TASK REQUIREMENTS: Among the entries, which lines carry the string "content"? Copy each of them.

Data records
+++++

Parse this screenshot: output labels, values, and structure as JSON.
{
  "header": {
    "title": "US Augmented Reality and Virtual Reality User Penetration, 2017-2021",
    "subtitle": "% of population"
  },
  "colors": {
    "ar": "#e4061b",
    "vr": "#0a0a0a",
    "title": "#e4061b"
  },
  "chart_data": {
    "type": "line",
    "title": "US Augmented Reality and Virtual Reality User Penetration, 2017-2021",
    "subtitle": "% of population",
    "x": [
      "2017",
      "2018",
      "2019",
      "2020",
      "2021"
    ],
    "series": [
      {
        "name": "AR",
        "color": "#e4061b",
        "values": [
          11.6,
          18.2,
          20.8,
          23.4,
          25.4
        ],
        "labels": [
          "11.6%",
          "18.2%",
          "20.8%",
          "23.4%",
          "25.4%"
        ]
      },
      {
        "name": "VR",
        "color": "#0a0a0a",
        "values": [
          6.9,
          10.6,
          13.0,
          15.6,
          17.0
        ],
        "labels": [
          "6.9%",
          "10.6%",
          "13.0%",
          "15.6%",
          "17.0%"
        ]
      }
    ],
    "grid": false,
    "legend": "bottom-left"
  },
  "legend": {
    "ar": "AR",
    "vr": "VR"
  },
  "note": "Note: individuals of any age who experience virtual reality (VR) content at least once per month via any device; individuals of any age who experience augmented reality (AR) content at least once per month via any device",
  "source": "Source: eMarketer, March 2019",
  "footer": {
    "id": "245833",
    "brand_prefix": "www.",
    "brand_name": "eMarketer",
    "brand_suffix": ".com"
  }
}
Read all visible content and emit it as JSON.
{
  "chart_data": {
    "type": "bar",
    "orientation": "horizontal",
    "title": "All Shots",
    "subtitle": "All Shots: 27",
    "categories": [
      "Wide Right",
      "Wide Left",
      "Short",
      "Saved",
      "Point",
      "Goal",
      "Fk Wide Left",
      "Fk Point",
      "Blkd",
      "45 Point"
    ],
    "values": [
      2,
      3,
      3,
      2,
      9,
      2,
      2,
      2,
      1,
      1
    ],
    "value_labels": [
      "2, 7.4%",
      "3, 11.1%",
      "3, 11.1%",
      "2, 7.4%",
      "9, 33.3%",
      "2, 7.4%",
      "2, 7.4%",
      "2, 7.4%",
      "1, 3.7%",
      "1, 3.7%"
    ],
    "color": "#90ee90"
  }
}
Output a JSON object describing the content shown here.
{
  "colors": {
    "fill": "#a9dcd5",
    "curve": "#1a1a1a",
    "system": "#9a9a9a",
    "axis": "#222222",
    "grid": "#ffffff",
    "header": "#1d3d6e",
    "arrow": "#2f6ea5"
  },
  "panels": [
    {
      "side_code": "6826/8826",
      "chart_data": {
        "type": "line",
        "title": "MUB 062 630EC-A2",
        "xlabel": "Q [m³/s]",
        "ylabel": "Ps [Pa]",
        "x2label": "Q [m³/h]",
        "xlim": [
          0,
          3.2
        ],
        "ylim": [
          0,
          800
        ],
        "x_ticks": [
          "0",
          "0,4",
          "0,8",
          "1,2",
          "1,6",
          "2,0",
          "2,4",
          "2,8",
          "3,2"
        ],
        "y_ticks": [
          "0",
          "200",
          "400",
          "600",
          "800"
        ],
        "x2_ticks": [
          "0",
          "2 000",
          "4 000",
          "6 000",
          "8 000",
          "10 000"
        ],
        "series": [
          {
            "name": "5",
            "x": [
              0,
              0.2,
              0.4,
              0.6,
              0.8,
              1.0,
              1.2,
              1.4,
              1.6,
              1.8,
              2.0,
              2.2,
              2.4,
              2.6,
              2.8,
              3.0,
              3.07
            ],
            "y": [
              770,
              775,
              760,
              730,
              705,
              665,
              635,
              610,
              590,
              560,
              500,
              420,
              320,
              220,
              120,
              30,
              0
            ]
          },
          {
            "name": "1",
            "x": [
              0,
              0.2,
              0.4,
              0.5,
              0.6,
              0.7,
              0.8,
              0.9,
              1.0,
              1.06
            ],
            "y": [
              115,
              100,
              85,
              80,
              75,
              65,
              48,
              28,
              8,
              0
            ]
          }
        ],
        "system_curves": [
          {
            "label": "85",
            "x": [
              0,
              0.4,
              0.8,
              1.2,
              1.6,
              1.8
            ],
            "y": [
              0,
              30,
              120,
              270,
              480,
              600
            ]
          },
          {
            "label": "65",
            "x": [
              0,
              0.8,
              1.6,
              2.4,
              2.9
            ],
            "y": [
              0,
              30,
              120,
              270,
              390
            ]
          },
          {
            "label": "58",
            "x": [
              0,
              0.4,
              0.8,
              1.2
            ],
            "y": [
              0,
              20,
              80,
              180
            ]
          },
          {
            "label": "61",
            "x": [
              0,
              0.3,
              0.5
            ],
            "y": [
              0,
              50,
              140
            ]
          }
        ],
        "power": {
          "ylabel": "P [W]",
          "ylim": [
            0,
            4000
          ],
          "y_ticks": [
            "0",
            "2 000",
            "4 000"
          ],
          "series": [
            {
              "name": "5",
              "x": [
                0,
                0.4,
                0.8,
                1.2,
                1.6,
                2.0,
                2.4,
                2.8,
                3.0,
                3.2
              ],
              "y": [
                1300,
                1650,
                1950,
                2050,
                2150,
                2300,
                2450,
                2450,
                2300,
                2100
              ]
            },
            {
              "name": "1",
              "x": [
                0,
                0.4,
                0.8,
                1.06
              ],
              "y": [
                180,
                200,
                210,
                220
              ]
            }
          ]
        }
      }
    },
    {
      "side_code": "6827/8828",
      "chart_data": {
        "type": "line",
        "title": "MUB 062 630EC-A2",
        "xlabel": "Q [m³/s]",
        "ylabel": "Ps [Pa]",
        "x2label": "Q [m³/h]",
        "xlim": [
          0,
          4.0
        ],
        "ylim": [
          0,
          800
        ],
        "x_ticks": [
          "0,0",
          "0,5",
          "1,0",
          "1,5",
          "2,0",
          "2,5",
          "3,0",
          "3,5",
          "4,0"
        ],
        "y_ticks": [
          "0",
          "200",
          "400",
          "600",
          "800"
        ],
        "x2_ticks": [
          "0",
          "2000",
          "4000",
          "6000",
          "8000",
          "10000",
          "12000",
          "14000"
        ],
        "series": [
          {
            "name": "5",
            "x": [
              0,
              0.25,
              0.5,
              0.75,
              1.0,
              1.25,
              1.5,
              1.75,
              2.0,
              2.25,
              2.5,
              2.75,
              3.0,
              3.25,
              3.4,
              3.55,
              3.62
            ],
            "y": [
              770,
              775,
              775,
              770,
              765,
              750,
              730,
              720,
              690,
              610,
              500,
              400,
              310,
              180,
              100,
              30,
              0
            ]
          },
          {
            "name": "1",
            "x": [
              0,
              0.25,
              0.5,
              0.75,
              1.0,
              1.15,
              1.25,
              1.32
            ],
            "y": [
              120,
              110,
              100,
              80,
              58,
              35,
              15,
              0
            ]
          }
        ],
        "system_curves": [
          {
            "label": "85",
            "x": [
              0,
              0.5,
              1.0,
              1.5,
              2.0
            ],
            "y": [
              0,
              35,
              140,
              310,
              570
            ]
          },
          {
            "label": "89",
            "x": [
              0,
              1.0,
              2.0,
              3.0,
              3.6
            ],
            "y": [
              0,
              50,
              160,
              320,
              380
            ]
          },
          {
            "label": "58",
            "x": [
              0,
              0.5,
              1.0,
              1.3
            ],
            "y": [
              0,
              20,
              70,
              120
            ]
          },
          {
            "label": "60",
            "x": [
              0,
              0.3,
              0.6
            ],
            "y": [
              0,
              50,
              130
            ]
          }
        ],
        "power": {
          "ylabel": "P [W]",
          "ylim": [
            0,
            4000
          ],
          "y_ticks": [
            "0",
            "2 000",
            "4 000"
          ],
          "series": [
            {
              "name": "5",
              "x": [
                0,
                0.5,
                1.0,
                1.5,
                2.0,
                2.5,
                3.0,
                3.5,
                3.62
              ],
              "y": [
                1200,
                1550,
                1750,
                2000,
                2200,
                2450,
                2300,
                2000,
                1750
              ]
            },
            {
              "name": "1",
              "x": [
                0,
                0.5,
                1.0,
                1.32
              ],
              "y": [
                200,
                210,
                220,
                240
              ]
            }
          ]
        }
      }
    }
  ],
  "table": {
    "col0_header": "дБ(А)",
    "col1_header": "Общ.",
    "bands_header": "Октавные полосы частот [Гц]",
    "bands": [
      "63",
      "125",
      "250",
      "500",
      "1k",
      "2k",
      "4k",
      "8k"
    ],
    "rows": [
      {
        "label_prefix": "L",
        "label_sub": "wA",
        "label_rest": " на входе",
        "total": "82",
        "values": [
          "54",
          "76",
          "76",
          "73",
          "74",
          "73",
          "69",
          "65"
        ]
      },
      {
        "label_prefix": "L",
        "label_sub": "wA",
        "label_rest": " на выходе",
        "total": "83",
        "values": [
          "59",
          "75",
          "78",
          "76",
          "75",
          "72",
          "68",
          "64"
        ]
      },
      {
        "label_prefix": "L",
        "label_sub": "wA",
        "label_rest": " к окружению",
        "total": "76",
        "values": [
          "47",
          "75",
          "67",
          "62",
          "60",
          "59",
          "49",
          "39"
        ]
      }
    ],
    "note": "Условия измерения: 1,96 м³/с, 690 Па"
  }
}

+++++

EXPECTED ANSWER:
  "note": "Note: individuals of any age who experience virtual reality (VR) content at least once per month via any device; individuals of any age who experience augmented reality (AR) content at least once per month via any device",
Read all visible content and emit it as JSON.
Output a JSON object describing the content shown here.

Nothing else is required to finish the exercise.